Some records
■ ■ ■ ■ ■

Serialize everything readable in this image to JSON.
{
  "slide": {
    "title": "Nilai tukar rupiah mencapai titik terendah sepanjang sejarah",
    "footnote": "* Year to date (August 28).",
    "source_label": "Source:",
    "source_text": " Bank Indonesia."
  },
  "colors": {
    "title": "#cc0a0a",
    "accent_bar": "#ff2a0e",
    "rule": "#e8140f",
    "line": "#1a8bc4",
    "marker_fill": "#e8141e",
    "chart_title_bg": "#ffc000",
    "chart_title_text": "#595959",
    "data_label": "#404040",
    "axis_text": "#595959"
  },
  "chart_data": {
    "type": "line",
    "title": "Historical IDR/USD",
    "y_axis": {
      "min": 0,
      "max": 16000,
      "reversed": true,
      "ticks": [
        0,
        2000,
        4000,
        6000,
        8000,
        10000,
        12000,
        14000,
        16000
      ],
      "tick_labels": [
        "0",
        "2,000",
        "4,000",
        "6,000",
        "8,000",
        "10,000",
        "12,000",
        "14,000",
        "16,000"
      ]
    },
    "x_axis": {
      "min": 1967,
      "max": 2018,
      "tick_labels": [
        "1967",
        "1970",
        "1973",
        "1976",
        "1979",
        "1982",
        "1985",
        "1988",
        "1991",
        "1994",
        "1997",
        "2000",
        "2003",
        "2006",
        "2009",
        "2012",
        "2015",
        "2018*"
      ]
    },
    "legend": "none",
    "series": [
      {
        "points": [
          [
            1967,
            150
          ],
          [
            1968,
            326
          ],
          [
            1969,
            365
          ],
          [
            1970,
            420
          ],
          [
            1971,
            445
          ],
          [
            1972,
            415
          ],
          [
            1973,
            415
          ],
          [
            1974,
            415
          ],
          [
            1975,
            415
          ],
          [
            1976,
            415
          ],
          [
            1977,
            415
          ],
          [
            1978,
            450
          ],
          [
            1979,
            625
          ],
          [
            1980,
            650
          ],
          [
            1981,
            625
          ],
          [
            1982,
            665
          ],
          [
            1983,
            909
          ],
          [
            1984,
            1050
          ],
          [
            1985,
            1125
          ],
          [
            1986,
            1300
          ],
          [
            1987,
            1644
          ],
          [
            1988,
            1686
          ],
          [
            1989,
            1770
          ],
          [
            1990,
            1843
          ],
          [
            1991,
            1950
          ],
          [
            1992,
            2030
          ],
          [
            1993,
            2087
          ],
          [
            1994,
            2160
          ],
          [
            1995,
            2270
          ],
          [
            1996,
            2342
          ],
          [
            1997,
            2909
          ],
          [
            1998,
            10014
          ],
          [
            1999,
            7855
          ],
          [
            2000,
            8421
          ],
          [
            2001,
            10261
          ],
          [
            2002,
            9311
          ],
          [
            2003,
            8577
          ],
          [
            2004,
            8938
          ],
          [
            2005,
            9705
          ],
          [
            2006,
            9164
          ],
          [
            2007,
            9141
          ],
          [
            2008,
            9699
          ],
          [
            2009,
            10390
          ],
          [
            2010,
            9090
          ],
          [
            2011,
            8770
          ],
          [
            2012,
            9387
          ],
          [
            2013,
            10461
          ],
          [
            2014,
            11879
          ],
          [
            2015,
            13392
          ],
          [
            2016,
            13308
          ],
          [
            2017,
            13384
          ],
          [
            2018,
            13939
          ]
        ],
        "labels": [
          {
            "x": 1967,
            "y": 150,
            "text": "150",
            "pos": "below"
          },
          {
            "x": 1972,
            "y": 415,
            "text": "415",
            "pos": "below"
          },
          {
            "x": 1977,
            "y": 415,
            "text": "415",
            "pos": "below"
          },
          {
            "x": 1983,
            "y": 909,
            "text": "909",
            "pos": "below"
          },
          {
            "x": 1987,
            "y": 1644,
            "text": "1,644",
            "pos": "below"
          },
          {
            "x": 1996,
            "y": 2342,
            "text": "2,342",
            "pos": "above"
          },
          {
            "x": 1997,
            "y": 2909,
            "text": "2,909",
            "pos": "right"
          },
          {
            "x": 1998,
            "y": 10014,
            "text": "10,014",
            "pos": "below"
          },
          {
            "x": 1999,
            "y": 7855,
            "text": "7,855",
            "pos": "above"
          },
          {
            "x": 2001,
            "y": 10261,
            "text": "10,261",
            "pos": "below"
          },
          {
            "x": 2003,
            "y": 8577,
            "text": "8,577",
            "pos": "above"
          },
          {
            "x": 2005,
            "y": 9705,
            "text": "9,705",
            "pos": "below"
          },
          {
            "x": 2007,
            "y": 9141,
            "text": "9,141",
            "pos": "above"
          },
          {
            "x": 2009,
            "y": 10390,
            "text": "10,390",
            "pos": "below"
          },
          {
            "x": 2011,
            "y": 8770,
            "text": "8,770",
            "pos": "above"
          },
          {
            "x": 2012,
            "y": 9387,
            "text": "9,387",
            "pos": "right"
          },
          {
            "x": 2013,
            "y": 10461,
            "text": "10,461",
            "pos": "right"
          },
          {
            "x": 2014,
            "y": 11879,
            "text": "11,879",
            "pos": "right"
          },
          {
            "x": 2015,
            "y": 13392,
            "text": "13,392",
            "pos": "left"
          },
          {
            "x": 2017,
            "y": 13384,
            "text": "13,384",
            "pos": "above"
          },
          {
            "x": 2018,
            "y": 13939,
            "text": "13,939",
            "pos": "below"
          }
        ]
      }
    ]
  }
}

■ ■ ■ ■ ■

[WHAT THE EXERCISE ASKS]:
Return all of the data exactly as it reads.

[RESULT OF THE EXERCISE]:
Serialize everything readable in this image to JSON.
{
  "slide": {
    "title": "Nilai tukar rupiah mencapai titik terendah sepanjang sejarah",
    "footnote": "* Year to date (August 28).",
    "source_label": "Source:",
    "source_text": " Bank Indonesia."
  },
  "colors": {
    "title": "#cc0a0a",
    "accent_bar": "#ff2a0e",
    "rule": "#e8140f",
    "line": "#1a8bc4",
    "marker_fill": "#e8141e",
    "chart_title_bg": "#ffc000",
    "chart_title_text": "#595959",
    "data_label": "#404040",
    "axis_text": "#595959"
  },
  "chart_data": {
    "type": "line",
    "title": "Historical IDR/USD",
    "y_axis": {
      "min": 0,
      "max": 16000,
      "reversed": true,
      "ticks": [
        0,
        2000,
        4000,
        6000,
        8000,
        10000,
        12000,
        14000,
        16000
      ],
      "tick_labels": [
        "0",
        "2,000",
        "4,000",
        "6,000",
        "8,000",
        "10,000",
        "12,000",
        "14,000",
        "16,000"
      ]
    },
    "x_axis": {
      "min": 1967,
      "max": 2018,
      "tick_labels": [
        "1967",
        "1970",
        "1973",
        "1976",
        "1979",
        "1982",
        "1985",
        "1988",
        "1991",
        "1994",
        "1997",
        "2000",
        "2003",
        "2006",
        "2009",
        "2012",
        "2015",
        "2018*"
      ]
    },
    "legend": "none",
    "series": [
      {
        "points": [
          [
            1967,
            150
          ],
          [
            1968,
            326
          ],
          [
            1969,
            365
          ],
          [
            1970,
            420
          ],
          [
            1971,
            445
          ],
          [
            1972,
            415
          ],
          [
            1973,
            415
          ],
          [
            1974,
            415
          ],
          [
            1975,
            415
          ],
          [
            1976,
            415
          ],
          [
            1977,
            415
          ],
          [
            1978,
            450
          ],
          [
            1979,
            625
          ],
          [
            1980,
            650
          ],
          [
            1981,
            625
          ],
          [
            1982,
            665
          ],
          [
            1983,
            909
          ],
          [
            1984,
            1050
          ],
          [
            1985,
            1125
          ],
          [
            1986,
            1300
          ],
          [
            1987,
            1644
          ],
          [
            1988,
            1686
          ],
          [
            1989,
            1770
          ],
          [
            1990,
            1843
          ],
          [
            1991,
            1950
          ],
          [
            1992,
            2030
          ],
          [
            1993,
            2087
          ],
          [
            1994,
            2160
          ],
          [
            1995,
            2270
          ],
          [
            1996,
            2342
          ],
          [
            1997,
            2909
          ],
          [
            1998,
            10014
          ],
          [
            1999,
            7855
          ],
          [
            2000,
            8421
          ],
          [
            2001,
            10261
          ],
          [
            2002,
            9311
          ],
          [
            2003,
            8577
          ],
          [
            2004,
            8938
          ],
          [
            2005,
            9705
          ],
          [
            2006,
            9164
          ],
          [
            2007,
            9141
          ],
          [
            2008,
            9699
          ],
          [
            2009,
            10390
          ],
          [
            2010,
            9090
          ],
          [
            2011,
            8770
          ],
          [
            2012,
            9387
          ],
          [
            2013,
            10461
          ],
          [
            2014,
            11879
          ],
          [
            2015,
            13392
          ],
          [
            2016,
            13308
          ],
          [
            2017,
            13384
          ],
          [
            2018,
            13939
          ]
        ],
        "labels": [
          {
            "x": 1967,
            "y": 150,
            "text": "150",
            "pos": "below"
          },
          {
            "x": 1972,
            "y": 415,
            "text": "415",
            "pos": "below"
          },
          {
            "x": 1977,
            "y": 415,
            "text": "415",
            "pos": "below"
          },
          {
            "x": 1983,
            "y": 909,
            "text": "909",
            "pos": "below"
          },
          {
            "x": 1987,
            "y": 1644,
            "text": "1,644",
            "pos": "below"
          },
          {
            "x": 1996,
            "y": 2342,
            "text": "2,342",
            "pos": "above"
          },
          {
            "x": 1997,
            "y": 2909,
            "text": "2,909",
            "pos": "right"
          },
          {
            "x": 1998,
            "y": 10014,
            "text": "10,014",
            "pos": "below"
          },
          {
            "x": 1999,
            "y": 7855,
            "text": "7,855",
            "pos": "above"
          },
          {
            "x": 2001,
            "y": 10261,
            "text": "10,261",
            "pos": "below"
          },
          {
            "x": 2003,
            "y": 8577,
            "text": "8,577",
            "pos": "above"
          },
          {
            "x": 2005,
            "y": 9705,
            "text": "9,705",
            "pos": "below"
          },
          {
            "x": 2007,
            "y": 9141,
            "text": "9,141",
            "pos": "above"
          },
          {
            "x": 2009,
            "y": 10390,
            "text": "10,390",
            "pos": "below"
          },
          {
            "x": 2011,
            "y": 8770,
            "text": "8,770",
            "pos": "above"
          },
          {
            "x": 2012,
            "y": 9387,
            "text": "9,387",
            "pos": "right"
          },
          {
            "x": 2013,
            "y": 10461,
            "text": "10,461",
            "pos": "right"
          },
          {
            "x": 2014,
            "y": 11879,
            "text": "11,879",
            "pos": "right"
          },
          {
            "x": 2015,
            "y": 13392,
            "text": "13,392",
            "pos": "left"
          },
          {
            "x": 2017,
            "y": 13384,
            "text": "13,384",
            "pos": "above"
          },
          {
            "x": 2018,
            "y": 13939,
            "text": "13,939",
            "pos": "below"
          }
        ]
      }
    ]
  }
}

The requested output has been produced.